• [Short problem]: State how many lines contain the string "пациентов", and write nothing else.

• [Excerpted records]:
Start

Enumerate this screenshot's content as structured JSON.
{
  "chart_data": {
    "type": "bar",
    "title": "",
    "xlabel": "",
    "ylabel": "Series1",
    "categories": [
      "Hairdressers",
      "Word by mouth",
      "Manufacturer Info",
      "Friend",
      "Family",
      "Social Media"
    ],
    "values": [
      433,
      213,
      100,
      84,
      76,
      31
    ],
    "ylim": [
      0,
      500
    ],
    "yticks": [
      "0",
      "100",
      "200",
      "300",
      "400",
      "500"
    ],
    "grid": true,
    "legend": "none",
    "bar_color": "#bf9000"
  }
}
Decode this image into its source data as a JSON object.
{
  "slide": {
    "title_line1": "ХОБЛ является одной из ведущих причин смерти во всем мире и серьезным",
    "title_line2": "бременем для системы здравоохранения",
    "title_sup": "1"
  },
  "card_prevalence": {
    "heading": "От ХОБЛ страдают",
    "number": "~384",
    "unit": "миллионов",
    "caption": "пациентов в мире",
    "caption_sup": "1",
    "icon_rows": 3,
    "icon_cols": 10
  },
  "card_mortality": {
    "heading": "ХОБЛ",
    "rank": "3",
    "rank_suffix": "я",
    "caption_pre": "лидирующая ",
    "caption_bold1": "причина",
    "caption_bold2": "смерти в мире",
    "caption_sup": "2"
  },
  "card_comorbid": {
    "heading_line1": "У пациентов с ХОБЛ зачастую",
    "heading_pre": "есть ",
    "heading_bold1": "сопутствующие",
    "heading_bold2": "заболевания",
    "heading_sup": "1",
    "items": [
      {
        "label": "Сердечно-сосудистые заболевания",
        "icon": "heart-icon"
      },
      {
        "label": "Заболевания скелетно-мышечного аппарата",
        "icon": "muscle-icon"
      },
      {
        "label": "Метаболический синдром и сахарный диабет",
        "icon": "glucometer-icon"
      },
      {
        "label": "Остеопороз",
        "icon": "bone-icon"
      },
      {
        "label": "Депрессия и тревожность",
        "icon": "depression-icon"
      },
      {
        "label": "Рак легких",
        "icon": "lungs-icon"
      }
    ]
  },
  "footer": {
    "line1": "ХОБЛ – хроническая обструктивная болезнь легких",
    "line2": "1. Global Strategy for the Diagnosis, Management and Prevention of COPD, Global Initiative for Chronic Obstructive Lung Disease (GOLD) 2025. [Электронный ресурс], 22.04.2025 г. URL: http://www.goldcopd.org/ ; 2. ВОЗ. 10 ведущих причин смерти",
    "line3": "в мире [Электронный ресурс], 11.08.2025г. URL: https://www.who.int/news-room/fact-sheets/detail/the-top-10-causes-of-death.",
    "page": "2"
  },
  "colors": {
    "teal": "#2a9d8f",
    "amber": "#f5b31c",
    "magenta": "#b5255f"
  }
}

End

• [Written reply]: 2